▶ _WRITTEN REQUEST_
Locate each line below that contains the string "label" and copy those lines out. Case counts.

▶ _Saved data entries_
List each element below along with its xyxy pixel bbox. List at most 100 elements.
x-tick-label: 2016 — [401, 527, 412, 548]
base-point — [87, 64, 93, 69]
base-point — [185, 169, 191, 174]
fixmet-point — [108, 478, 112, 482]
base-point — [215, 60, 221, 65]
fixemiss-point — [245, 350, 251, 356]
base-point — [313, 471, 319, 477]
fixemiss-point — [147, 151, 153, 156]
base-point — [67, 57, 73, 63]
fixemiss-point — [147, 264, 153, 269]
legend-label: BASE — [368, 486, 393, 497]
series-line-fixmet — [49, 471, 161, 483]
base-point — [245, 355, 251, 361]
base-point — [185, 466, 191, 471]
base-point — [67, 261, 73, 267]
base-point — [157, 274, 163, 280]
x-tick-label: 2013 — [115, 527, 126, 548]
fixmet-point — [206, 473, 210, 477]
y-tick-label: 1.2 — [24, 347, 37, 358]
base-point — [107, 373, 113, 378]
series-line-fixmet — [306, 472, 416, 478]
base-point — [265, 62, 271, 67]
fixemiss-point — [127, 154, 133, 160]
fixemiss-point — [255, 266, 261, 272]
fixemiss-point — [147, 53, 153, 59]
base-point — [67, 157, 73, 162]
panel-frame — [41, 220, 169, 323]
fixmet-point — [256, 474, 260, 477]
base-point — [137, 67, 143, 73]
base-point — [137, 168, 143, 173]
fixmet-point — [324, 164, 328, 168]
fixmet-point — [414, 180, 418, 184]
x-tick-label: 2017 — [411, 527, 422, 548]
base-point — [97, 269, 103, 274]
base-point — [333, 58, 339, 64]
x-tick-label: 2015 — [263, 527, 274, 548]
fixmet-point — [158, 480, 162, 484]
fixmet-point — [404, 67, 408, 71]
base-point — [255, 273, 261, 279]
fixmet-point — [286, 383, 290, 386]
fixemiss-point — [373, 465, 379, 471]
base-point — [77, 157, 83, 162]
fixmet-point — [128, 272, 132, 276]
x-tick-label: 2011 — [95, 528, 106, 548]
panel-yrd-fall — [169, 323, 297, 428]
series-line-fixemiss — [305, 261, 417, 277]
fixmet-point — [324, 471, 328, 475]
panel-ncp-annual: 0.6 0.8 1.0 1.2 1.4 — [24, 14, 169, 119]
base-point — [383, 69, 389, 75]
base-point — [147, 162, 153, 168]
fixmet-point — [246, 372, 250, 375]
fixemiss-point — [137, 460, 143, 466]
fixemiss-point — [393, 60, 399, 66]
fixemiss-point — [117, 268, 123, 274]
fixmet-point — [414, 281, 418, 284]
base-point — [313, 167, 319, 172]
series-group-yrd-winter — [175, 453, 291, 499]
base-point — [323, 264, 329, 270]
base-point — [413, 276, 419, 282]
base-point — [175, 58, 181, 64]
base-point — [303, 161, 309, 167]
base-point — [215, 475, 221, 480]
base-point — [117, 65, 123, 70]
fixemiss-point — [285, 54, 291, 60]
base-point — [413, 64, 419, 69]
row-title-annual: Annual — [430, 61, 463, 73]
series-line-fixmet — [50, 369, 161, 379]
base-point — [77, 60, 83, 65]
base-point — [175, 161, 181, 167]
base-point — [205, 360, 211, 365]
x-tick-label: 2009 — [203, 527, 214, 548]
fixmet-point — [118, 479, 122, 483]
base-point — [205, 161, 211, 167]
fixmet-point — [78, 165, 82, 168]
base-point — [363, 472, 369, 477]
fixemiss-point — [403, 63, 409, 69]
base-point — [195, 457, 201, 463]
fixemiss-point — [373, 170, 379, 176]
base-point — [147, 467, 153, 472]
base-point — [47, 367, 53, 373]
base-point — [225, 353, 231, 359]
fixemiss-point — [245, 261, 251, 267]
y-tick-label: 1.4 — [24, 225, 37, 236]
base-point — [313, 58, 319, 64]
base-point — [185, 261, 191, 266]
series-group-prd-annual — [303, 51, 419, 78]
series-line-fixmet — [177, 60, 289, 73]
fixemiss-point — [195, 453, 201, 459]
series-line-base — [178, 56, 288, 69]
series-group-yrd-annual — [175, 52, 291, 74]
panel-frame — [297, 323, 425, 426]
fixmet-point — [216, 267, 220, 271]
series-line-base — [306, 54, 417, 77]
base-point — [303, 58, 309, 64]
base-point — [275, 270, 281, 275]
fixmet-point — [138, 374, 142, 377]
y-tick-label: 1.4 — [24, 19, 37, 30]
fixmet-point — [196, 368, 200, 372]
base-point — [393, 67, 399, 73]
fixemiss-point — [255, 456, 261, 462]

▶ _FINISHED ANSWER_
x-tick-label: 2016 — [401, 527, 412, 548]
legend-label: BASE — [368, 486, 393, 497]
x-tick-label: 2013 — [115, 527, 126, 548]
y-tick-label: 1.2 — [24, 347, 37, 358]
x-tick-label: 2017 — [411, 527, 422, 548]
x-tick-label: 2015 — [263, 527, 274, 548]
x-tick-label: 2011 — [95, 528, 106, 548]
x-tick-label: 2009 — [203, 527, 214, 548]
y-tick-label: 1.4 — [24, 225, 37, 236]
y-tick-label: 1.4 — [24, 19, 37, 30]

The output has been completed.